(Items from a dataset)
------------------------------------------------------------
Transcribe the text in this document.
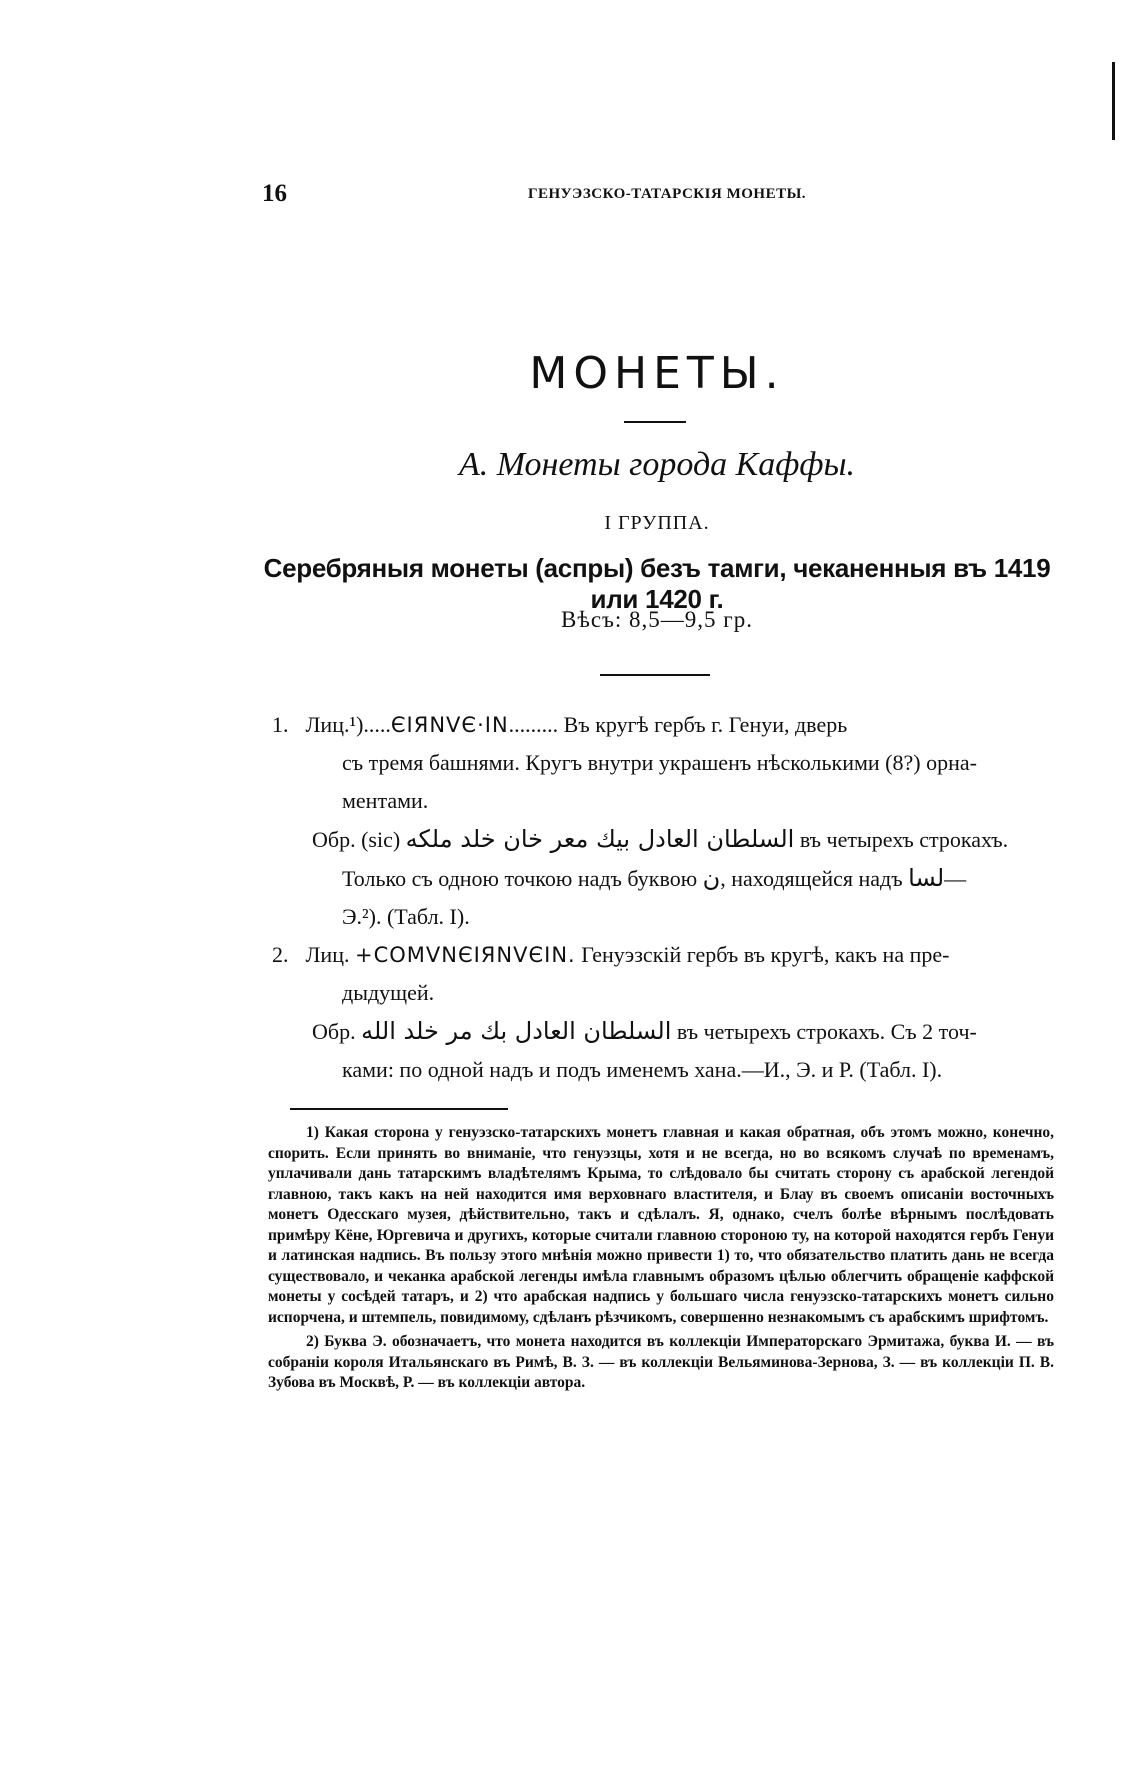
16	ГЕНУЭЗСКО-ТАТАРСКІЯ МОНЕТЫ.
МОНЕТЫ.
А. Монеты города Каффы.
I ГРУППА.
Серебряныя монеты (аспры) безъ тамги, чеканенныя въ 1419 или 1420 г.
Вѣсъ: 8,5—9,5 гр.
1. Лиц.¹).....ЄIЯNVЄ·IN......... Въ кругѣ гербъ г. Генуи, дверь
съ тремя башнями. Кругъ внутри украшенъ нѣсколькими (8?) орна-
ментами.
Обр. (sic) السلطان العادل بيك معر خان خلد ملكه въ четырехъ строкахъ.
Только съ одною точкою надъ буквою ن, находящейся надъ لسا—
Э.²). (Табл. I).
2. Лиц. +COMVNЄIЯNVЄIN. Генуэзскій гербъ въ кругѣ, какъ на пре-
дыдущей.
Обр. السلطان العادل بك مر خلد الله въ четырехъ строкахъ. Съ 2 точ-
ками: по одной надъ и подъ именемъ хана.—И., Э. и Р. (Табл. I).

1) Какая сторона у генуэзско-татарскихъ монетъ главная и какая обратная, объ этомъ можно, конечно, спорить. Если принять во вниманіе, что генуэзцы, хотя и не всегда, но во всякомъ случаѣ по временамъ, уплачивали дань татарскимъ владѣтелямъ Крыма, то слѣдовало бы считать сторону съ арабской легендой главною, такъ какъ на ней находится имя верховнаго властителя, и Блау въ своемъ описаніи восточныхъ монетъ Одесскаго музея, дѣйствительно, такъ и сдѣлалъ. Я, однако, счелъ болѣе вѣрнымъ послѣдовать примѣру Кёне, Юргевича и другихъ, которые считали главною стороною ту, на которой находятся гербъ Генуи и латинская надпись. Въ пользу этого мнѣнія можно привести 1) то, что обязательство платить дань не всегда существовало, и чеканка арабской легенды имѣла главнымъ образомъ цѣлью облегчить обращеніе каффской монеты у сосѣдей татаръ, и 2) что арабская надпись у большаго числа генуэзско-татарскихъ монетъ сильно испорчена, и штемпель, повидимому, сдѣланъ рѣзчикомъ, совершенно незнакомымъ съ арабскимъ шрифтомъ.

2) Буква Э. обозначаетъ, что монета находится въ коллекціи Императорскаго Эрмитажа, буква И. — въ собраніи короля Итальянскаго въ Римѣ, В. З. — въ коллекціи Вельяминова-Зернова, З. — въ коллекціи П. В. Зубова въ Москвѣ, Р. — въ коллекціи автора.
------------------------------------------------------------
Print the records word for word and exclude any picture they hold.

• The result
Transcribe the text in this document.
16	ГЕНУЭЗСКО-ТАТАРСКІЯ МОНЕТЫ.
МОНЕТЫ.
А. Монеты города Каффы.
I ГРУППА.
Серебряныя монеты (аспры) безъ тамги, чеканенныя въ 1419 или 1420 г.
Вѣсъ: 8,5—9,5 гр.
1. Лиц.¹).....ЄIЯNVЄ·IN......... Въ кругѣ гербъ г. Генуи, дверь
съ тремя башнями. Кругъ внутри украшенъ нѣсколькими (8?) орна-
ментами.
Обр. (sic) السلطان العادل بيك معر خان خلد ملكه въ четырехъ строкахъ.
Только съ одною точкою надъ буквою ن, находящейся надъ لسا—
Э.²). (Табл. I).
2. Лиц. +COMVNЄIЯNVЄIN. Генуэзскій гербъ въ кругѣ, какъ на пре-
дыдущей.
Обр. السلطان العادل بك مر خلد الله въ четырехъ строкахъ. Съ 2 точ-
ками: по одной надъ и подъ именемъ хана.—И., Э. и Р. (Табл. I).

1) Какая сторона у генуэзско-татарскихъ монетъ главная и какая обратная, объ этомъ можно, конечно, спорить. Если принять во вниманіе, что генуэзцы, хотя и не всегда, но во всякомъ случаѣ по временамъ, уплачивали дань татарскимъ владѣтелямъ Крыма, то слѣдовало бы считать сторону съ арабской легендой главною, такъ какъ на ней находится имя верховнаго властителя, и Блау въ своемъ описаніи восточныхъ монетъ Одесскаго музея, дѣйствительно, такъ и сдѣлалъ. Я, однако, счелъ болѣе вѣрнымъ послѣдовать примѣру Кёне, Юргевича и другихъ, которые считали главною стороною ту, на которой находятся гербъ Генуи и латинская надпись. Въ пользу этого мнѣнія можно привести 1) то, что обязательство платить дань не всегда существовало, и чеканка арабской легенды имѣла главнымъ образомъ цѣлью облегчить обращеніе каффской монеты у сосѣдей татаръ, и 2) что арабская надпись у большаго числа генуэзско-татарскихъ монетъ сильно испорчена, и штемпель, повидимому, сдѣланъ рѣзчикомъ, совершенно незнакомымъ съ арабскимъ шрифтомъ.

2) Буква Э. обозначаетъ, что монета находится въ коллекціи Императорскаго Эрмитажа, буква И. — въ собраніи короля Итальянскаго въ Римѣ, В. З. — въ коллекціи Вельяминова-Зернова, З. — въ коллекціи П. В. Зубова въ Москвѣ, Р. — въ коллекціи автора.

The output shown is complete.